--- start of Data in this exercise ---
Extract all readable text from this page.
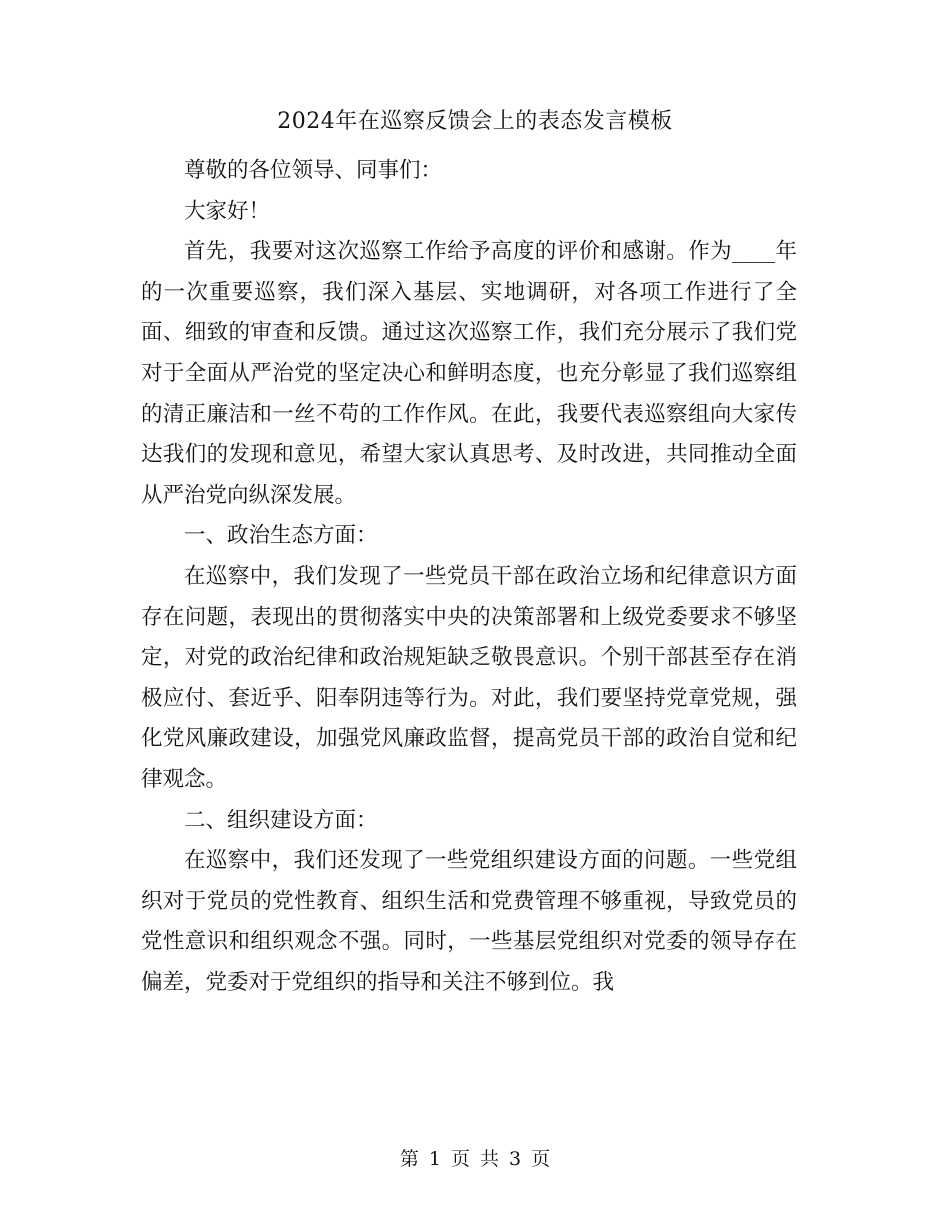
2024年在巡察反馈会上的表态发言模板

尊敬的各位领导、同事们：

大家好！

首先，我要对这次巡察工作给予高度的评价和感谢。作为____年的一次重要巡察，我们深入基层、实地调研，对各项工作进行了全面、细致的审查和反馈。通过这次巡察工作，我们充分展示了我们党对于全面从严治党的坚定决心和鲜明态度，也充分彰显了我们巡察组的清正廉洁和一丝不苟的工作作风。在此，我要代表巡察组向大家传达我们的发现和意见，希望大家认真思考、及时改进，共同推动全面从严治党向纵深发展。

一、政治生态方面：

在巡察中，我们发现了一些党员干部在政治立场和纪律意识方面存在问题，表现出的贯彻落实中央的决策部署和上级党委要求不够坚定，对党的政治纪律和政治规矩缺乏敬畏意识。个别干部甚至存在消极应付、套近乎、阳奉阴违等行为。对此，我们要坚持党章党规，强化党风廉政建设，加强党风廉政监督，提高党员干部的政治自觉和纪律观念。

二、组织建设方面：

在巡察中，我们还发现了一些党组织建设方面的问题。一些党组织对于党员的党性教育、组织生活和党费管理不够重视，导致党员的党性意识和组织观念不强。同时，一些基层党组织对党委的领导存在偏差，党委对于党组织的指导和关注不够到位。我

第 1 页 共 3 页
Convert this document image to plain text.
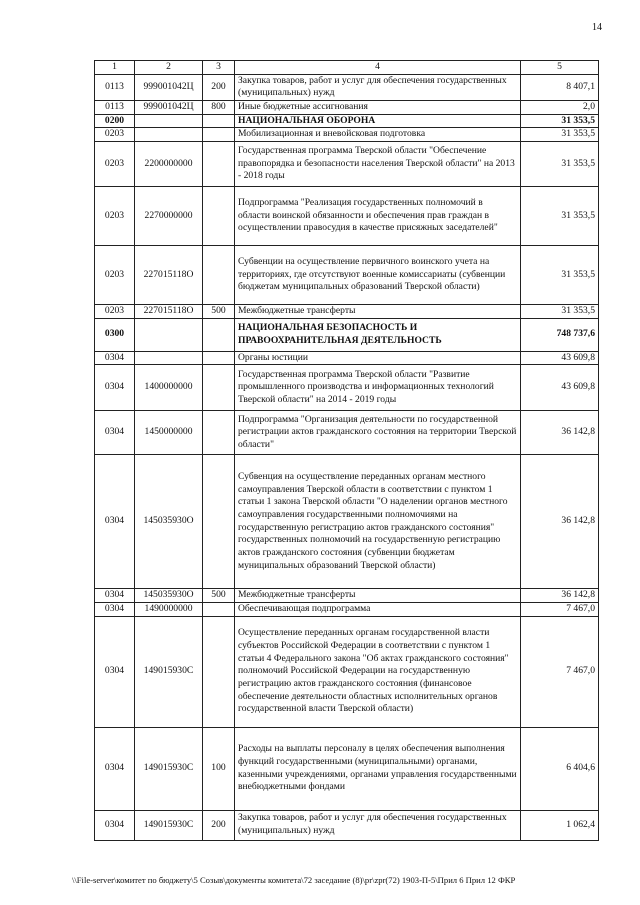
14
1	2	3	4	5
0113	999001042Ц	200	Закупка товаров, работ и услуг для обеспечения государственных (муниципальных) нужд	8 407,1
0113	999001042Ц	800	Иные бюджетные ассигнования	2,0
0200			НАЦИОНАЛЬНАЯ ОБОРОНА	31 353,5
0203			Мобилизационная и вневойсковая подготовка	31 353,5
0203	2200000000		Государственная программа Тверской области "Обеспечение правопорядка и безопасности населения Тверской области" на 2013 - 2018 годы	31 353,5
0203	2270000000		Подпрограмма "Реализация государственных полномочий в области воинской обязанности и обеспечения прав граждан в осуществлении правосудия в качестве присяжных заседателей"	31 353,5
0203	227015118О		Субвенции на осуществление первичного воинского учета на территориях, где отсутствуют военные комиссариаты (субвенции бюджетам муниципальных образований Тверской области)	31 353,5
0203	227015118О	500	Межбюджетные трансферты	31 353,5
0300			НАЦИОНАЛЬНАЯ БЕЗОПАСНОСТЬ И ПРАВООХРАНИТЕЛЬНАЯ ДЕЯТЕЛЬНОСТЬ	748 737,6
0304			Органы юстиции	43 609,8
0304	1400000000		Государственная программа Тверской области "Развитие промышленного производства и информационных технологий Тверской области" на 2014 - 2019 годы	43 609,8
0304	1450000000		Подпрограмма "Организация деятельности по государственной регистрации актов гражданского состояния на территории Тверской области"	36 142,8
0304	145035930О		Субвенция на осуществление переданных органам местного самоуправления Тверской области в соответствии с пунктом 1 статьи 1 закона Тверской области "О наделении органов местного самоуправления государственными полномочиями на государственную регистрацию актов гражданского состояния" государственных полномочий на государственную регистрацию актов гражданского состояния (субвенции бюджетам муниципальных образований Тверской области)	36 142,8
0304	145035930О	500	Межбюджетные трансферты	36 142,8
0304	1490000000		Обеспечивающая подпрограмма	7 467,0
0304	149015930С		Осуществление переданных органам государственной власти субъектов Российской Федерации в соответствии с пунктом 1 статьи 4 Федерального закона "Об актах гражданского состояния" полномочий Российской Федерации на государственную регистрацию актов гражданского состояния (финансовое обеспечение деятельности областных исполнительных органов государственной власти Тверской области)	7 467,0
0304	149015930С	100	Расходы на выплаты персоналу в целях обеспечения выполнения функций государственными (муниципальными) органами, казенными учреждениями, органами управления государственными внебюджетными фондами	6 404,6
0304	149015930С	200	Закупка товаров, работ и услуг для обеспечения государственных (муниципальных) нужд	1 062,4
\\File-server\комитет по бюджету\5 Созыв\документы комитета\72 заседание (8)\pr\zpr(72) 1903-П-5\Прил 6 Прил 12 ФКР
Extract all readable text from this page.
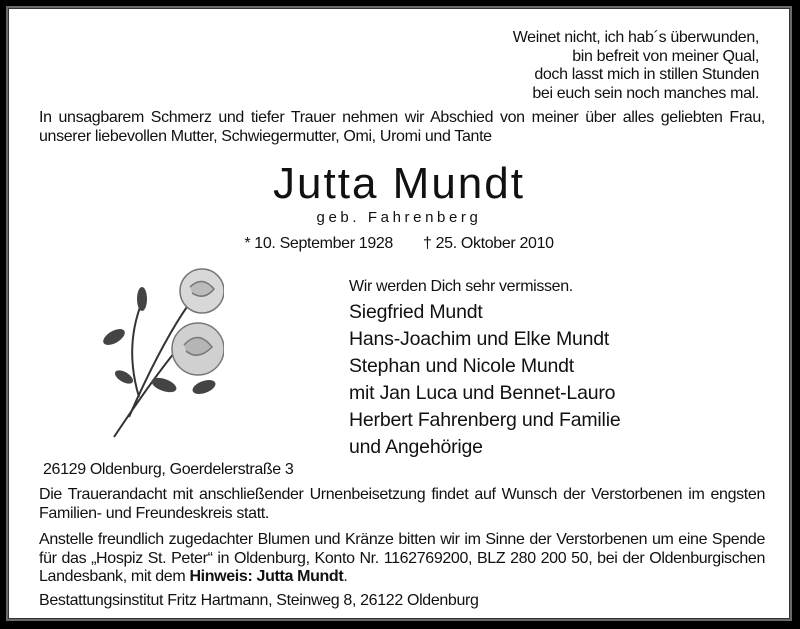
Weinet nicht, ich hab´s überwunden,
bin befreit von meiner Qual,
doch lasst mich in stillen Stunden
bei euch sein noch manches mal.
In unsagbarem Schmerz und tiefer Trauer nehmen wir Abschied von meiner über alles geliebten Frau, unserer liebevollen Mutter, Schwiegermutter, Omi, Uromi und Tante
Jutta Mundt
geb. Fahrenberg
* 10. September 1928 † 25. Oktober 2010
Wir werden Dich sehr vermissen.
Siegfried Mundt
Hans-Joachim und Elke Mundt
Stephan und Nicole Mundt
mit Jan Luca und Bennet-Lauro
Herbert Fahrenberg und Familie
und Angehörige
26129 Oldenburg, Goerdelerstraße 3
Die Trauerandacht mit anschließender Urnenbeisetzung findet auf Wunsch der Verstorbenen im engsten Familien- und Freundeskreis statt.
Anstelle freundlich zugedachter Blumen und Kränze bitten wir im Sinne der Verstorbenen um eine Spende für das „Hospiz St. Peter“ in Oldenburg, Konto Nr. 1162769200, BLZ 280 200 50, bei der Oldenburgischen Landesbank, mit dem Hinweis: Jutta Mundt.
Bestattungsinstitut Fritz Hartmann, Steinweg 8, 26122 Oldenburg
--- end of Data in this exercise ---
### [Exercise objective]
Retype the entries word for word. Omit any images.

### [Answer to this exercise]
Extract all readable text from this page.
2024年在巡察反馈会上的表态发言模板

尊敬的各位领导、同事们：

大家好！

首先，我要对这次巡察工作给予高度的评价和感谢。作为____年的一次重要巡察，我们深入基层、实地调研，对各项工作进行了全面、细致的审查和反馈。通过这次巡察工作，我们充分展示了我们党对于全面从严治党的坚定决心和鲜明态度，也充分彰显了我们巡察组的清正廉洁和一丝不苟的工作作风。在此，我要代表巡察组向大家传达我们的发现和意见，希望大家认真思考、及时改进，共同推动全面从严治党向纵深发展。

一、政治生态方面：

在巡察中，我们发现了一些党员干部在政治立场和纪律意识方面存在问题，表现出的贯彻落实中央的决策部署和上级党委要求不够坚定，对党的政治纪律和政治规矩缺乏敬畏意识。个别干部甚至存在消极应付、套近乎、阳奉阴违等行为。对此，我们要坚持党章党规，强化党风廉政建设，加强党风廉政监督，提高党员干部的政治自觉和纪律观念。

二、组织建设方面：

在巡察中，我们还发现了一些党组织建设方面的问题。一些党组织对于党员的党性教育、组织生活和党费管理不够重视，导致党员的党性意识和组织观念不强。同时，一些基层党组织对党委的领导存在偏差，党委对于党组织的指导和关注不够到位。我

第 1 页 共 3 页
Convert this document image to plain text.
14
1	2	3	4	5
0113	999001042Ц	200	Закупка товаров, работ и услуг для обеспечения государственных (муниципальных) нужд	8 407,1
0113	999001042Ц	800	Иные бюджетные ассигнования	2,0
0200			НАЦИОНАЛЬНАЯ ОБОРОНА	31 353,5
0203			Мобилизационная и вневойсковая подготовка	31 353,5
0203	2200000000		Государственная программа Тверской области "Обеспечение правопорядка и безопасности населения Тверской области" на 2013 - 2018 годы	31 353,5
0203	2270000000		Подпрограмма "Реализация государственных полномочий в области воинской обязанности и обеспечения прав граждан в осуществлении правосудия в качестве присяжных заседателей"	31 353,5
0203	227015118О		Субвенции на осуществление первичного воинского учета на территориях, где отсутствуют военные комиссариаты (субвенции бюджетам муниципальных образований Тверской области)	31 353,5
0203	227015118О	500	Межбюджетные трансферты	31 353,5
0300			НАЦИОНАЛЬНАЯ БЕЗОПАСНОСТЬ И ПРАВООХРАНИТЕЛЬНАЯ ДЕЯТЕЛЬНОСТЬ	748 737,6
0304			Органы юстиции	43 609,8
0304	1400000000		Государственная программа Тверской области "Развитие промышленного производства и информационных технологий Тверской области" на 2014 - 2019 годы	43 609,8
0304	1450000000		Подпрограмма "Организация деятельности по государственной регистрации актов гражданского состояния на территории Тверской области"	36 142,8
0304	145035930О		Субвенция на осуществление переданных органам местного самоуправления Тверской области в соответствии с пунктом 1 статьи 1 закона Тверской области "О наделении органов местного самоуправления государственными полномочиями на государственную регистрацию актов гражданского состояния" государственных полномочий на государственную регистрацию актов гражданского состояния (субвенции бюджетам муниципальных образований Тверской области)	36 142,8
0304	145035930О	500	Межбюджетные трансферты	36 142,8
0304	1490000000		Обеспечивающая подпрограмма	7 467,0
0304	149015930С		Осуществление переданных органам государственной власти субъектов Российской Федерации в соответствии с пунктом 1 статьи 4 Федерального закона "Об актах гражданского состояния" полномочий Российской Федерации на государственную регистрацию актов гражданского состояния (финансовое обеспечение деятельности областных исполнительных органов государственной власти Тверской области)	7 467,0
0304	149015930С	100	Расходы на выплаты персоналу в целях обеспечения выполнения функций государственными (муниципальными) органами, казенными учреждениями, органами управления государственными внебюджетными фондами	6 404,6
0304	149015930С	200	Закупка товаров, работ и услуг для обеспечения государственных (муниципальных) нужд	1 062,4
\\File-server\комитет по бюджету\5 Созыв\документы комитета\72 заседание (8)\pr\zpr(72) 1903-П-5\Прил 6 Прил 12 ФКР
Extract all readable text from this page.
Weinet nicht, ich hab´s überwunden,
bin befreit von meiner Qual,
doch lasst mich in stillen Stunden
bei euch sein noch manches mal.
In unsagbarem Schmerz und tiefer Trauer nehmen wir Abschied von meiner über alles geliebten Frau, unserer liebevollen Mutter, Schwiegermutter, Omi, Uromi und Tante
Jutta Mundt
geb. Fahrenberg
* 10. September 1928 † 25. Oktober 2010
Wir werden Dich sehr vermissen.
Siegfried Mundt
Hans-Joachim und Elke Mundt
Stephan und Nicole Mundt
mit Jan Luca und Bennet-Lauro
Herbert Fahrenberg und Familie
und Angehörige
26129 Oldenburg, Goerdelerstraße 3
Die Trauerandacht mit anschließender Urnenbeisetzung findet auf Wunsch der Verstorbenen im engsten Familien- und Freundeskreis statt.
Anstelle freundlich zugedachter Blumen und Kränze bitten wir im Sinne der Verstorbenen um eine Spende für das „Hospiz St. Peter“ in Oldenburg, Konto Nr. 1162769200, BLZ 280 200 50, bei der Oldenburgischen Landesbank, mit dem Hinweis: Jutta Mundt.
Bestattungsinstitut Fritz Hartmann, Steinweg 8, 26122 Oldenburg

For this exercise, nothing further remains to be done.